## The task
In the listing below, locate the lines that hold the string "code". Copy those lines.

## Given data
>> START

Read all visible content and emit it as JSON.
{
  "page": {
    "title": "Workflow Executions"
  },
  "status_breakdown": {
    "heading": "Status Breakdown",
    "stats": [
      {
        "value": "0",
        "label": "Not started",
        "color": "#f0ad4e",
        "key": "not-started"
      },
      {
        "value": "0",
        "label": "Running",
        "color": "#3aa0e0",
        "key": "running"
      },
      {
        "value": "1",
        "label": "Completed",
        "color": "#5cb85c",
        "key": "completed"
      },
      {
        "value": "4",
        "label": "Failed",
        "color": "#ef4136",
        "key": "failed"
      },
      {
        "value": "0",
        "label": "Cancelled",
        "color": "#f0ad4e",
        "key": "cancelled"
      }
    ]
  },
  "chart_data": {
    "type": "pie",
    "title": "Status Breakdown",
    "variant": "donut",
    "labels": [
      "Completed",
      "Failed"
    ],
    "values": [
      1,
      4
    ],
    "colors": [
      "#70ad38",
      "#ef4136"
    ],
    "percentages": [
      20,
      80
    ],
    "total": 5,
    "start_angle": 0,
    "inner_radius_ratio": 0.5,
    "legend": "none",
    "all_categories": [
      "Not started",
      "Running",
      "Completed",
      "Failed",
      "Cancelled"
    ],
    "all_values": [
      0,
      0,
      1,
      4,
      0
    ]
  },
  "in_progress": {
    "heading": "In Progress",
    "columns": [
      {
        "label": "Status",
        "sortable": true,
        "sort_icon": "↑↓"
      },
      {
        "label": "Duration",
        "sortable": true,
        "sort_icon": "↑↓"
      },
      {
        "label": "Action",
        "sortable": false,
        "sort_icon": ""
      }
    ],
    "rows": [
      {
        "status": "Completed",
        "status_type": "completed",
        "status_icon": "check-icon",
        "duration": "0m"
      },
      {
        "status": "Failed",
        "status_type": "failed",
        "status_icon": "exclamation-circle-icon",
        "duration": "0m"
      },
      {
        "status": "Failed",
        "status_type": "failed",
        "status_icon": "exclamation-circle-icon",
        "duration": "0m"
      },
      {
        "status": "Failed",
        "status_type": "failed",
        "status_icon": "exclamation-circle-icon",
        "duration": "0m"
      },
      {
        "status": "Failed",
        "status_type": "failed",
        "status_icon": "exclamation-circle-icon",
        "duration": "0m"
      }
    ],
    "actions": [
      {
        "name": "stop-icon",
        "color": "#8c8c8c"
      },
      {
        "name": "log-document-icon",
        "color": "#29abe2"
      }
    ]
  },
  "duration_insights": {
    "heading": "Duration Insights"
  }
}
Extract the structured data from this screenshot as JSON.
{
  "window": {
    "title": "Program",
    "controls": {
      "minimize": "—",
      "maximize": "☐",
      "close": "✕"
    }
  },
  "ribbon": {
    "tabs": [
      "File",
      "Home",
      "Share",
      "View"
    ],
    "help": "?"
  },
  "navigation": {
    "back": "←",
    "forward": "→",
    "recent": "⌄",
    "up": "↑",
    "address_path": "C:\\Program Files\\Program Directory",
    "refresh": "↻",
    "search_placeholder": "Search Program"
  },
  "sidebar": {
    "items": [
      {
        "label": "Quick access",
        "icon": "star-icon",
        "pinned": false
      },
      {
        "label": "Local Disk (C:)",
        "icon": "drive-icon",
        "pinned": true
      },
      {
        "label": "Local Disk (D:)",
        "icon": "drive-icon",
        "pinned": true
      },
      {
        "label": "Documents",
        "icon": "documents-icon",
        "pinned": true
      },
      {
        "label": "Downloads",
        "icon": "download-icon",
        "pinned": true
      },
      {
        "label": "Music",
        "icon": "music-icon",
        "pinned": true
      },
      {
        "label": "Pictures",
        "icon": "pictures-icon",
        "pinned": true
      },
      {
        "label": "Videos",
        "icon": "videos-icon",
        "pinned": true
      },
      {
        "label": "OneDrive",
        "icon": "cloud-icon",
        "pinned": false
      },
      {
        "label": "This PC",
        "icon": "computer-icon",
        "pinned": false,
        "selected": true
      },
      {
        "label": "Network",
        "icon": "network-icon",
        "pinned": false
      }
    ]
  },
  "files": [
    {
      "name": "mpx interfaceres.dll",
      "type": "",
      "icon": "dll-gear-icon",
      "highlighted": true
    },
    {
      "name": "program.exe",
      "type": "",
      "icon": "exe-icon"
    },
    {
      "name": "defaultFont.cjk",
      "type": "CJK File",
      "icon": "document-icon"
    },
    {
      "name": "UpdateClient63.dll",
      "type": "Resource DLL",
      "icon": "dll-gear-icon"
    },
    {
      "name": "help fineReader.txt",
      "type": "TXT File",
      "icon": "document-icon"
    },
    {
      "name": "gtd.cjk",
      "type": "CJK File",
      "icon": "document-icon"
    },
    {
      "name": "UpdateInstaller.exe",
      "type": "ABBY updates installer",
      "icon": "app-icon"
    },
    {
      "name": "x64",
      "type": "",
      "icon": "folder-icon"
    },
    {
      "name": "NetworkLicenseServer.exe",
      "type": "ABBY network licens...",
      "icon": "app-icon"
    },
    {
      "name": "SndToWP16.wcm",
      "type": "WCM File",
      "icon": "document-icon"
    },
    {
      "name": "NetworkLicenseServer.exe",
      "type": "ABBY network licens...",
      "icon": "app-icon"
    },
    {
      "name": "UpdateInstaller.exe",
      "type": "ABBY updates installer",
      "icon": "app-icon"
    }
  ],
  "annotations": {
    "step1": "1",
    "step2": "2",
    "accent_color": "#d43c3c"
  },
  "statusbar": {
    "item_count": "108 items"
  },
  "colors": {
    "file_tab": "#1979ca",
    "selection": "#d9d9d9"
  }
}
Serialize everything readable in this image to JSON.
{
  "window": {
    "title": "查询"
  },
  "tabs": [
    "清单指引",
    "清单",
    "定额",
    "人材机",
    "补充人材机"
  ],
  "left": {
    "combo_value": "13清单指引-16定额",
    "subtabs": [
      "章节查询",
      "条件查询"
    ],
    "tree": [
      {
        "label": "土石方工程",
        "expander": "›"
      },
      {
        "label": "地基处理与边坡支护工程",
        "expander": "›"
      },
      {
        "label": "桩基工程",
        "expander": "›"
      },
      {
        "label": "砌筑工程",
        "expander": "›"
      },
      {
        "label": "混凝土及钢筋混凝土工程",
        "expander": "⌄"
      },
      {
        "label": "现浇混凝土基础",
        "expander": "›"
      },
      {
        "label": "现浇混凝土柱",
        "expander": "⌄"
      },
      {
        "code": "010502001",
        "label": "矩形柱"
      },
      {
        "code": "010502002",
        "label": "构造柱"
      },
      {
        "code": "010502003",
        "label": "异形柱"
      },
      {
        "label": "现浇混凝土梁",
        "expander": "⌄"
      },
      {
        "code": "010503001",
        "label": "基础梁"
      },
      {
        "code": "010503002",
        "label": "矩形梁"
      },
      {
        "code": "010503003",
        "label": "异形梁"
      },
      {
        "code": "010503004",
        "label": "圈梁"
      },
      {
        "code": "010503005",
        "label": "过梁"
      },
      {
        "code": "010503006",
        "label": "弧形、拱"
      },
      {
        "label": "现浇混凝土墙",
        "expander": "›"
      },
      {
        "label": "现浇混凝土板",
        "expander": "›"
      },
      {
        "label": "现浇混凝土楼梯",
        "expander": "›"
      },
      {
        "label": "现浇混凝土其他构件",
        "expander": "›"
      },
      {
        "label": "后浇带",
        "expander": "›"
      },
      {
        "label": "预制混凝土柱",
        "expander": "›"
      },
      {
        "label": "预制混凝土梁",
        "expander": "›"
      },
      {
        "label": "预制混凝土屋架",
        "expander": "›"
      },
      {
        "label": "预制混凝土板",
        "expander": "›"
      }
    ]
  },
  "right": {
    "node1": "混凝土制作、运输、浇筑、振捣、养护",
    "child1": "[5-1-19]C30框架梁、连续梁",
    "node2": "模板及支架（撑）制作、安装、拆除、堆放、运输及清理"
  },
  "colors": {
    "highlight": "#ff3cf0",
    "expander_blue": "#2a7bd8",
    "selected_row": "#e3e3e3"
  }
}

>> END

## Complete output
        "code": "010502001",
        "code": "010502002",
        "code": "010502003",
        "code": "010503001",
        "code": "010503002",
        "code": "010503003",
        "code": "010503004",
        "code": "010503005",
        "code": "010503006",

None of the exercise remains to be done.